(Saved data entries)
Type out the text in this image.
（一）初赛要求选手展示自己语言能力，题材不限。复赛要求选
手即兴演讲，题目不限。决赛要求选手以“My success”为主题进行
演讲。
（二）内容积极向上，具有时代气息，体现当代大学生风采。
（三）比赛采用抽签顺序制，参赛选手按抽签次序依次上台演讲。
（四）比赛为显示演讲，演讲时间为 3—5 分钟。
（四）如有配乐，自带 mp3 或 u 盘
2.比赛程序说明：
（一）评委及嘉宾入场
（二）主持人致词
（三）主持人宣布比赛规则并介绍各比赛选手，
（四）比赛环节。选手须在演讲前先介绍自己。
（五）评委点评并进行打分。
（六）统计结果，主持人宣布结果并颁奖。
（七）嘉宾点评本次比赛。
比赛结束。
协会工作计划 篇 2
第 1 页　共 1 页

TASK TO COMPLETE ▸
Extract the listing in its entirety and repeat it exactly.

RESULT OF THIS TASK ▸
Type out the text in this image.
（一）初赛要求选手展示自己语言能力，题材不限。复赛要求选
手即兴演讲，题目不限。决赛要求选手以“My success”为主题进行
演讲。
（二）内容积极向上，具有时代气息，体现当代大学生风采。
（三）比赛采用抽签顺序制，参赛选手按抽签次序依次上台演讲。
（四）比赛为显示演讲，演讲时间为 3—5 分钟。
（四）如有配乐，自带 mp3 或 u 盘
2.比赛程序说明：
（一）评委及嘉宾入场
（二）主持人致词
（三）主持人宣布比赛规则并介绍各比赛选手，
（四）比赛环节。选手须在演讲前先介绍自己。
（五）评委点评并进行打分。
（六）统计结果，主持人宣布结果并颁奖。
（七）嘉宾点评本次比赛。
比赛结束。
协会工作计划 篇 2
第 1 页　共 1 页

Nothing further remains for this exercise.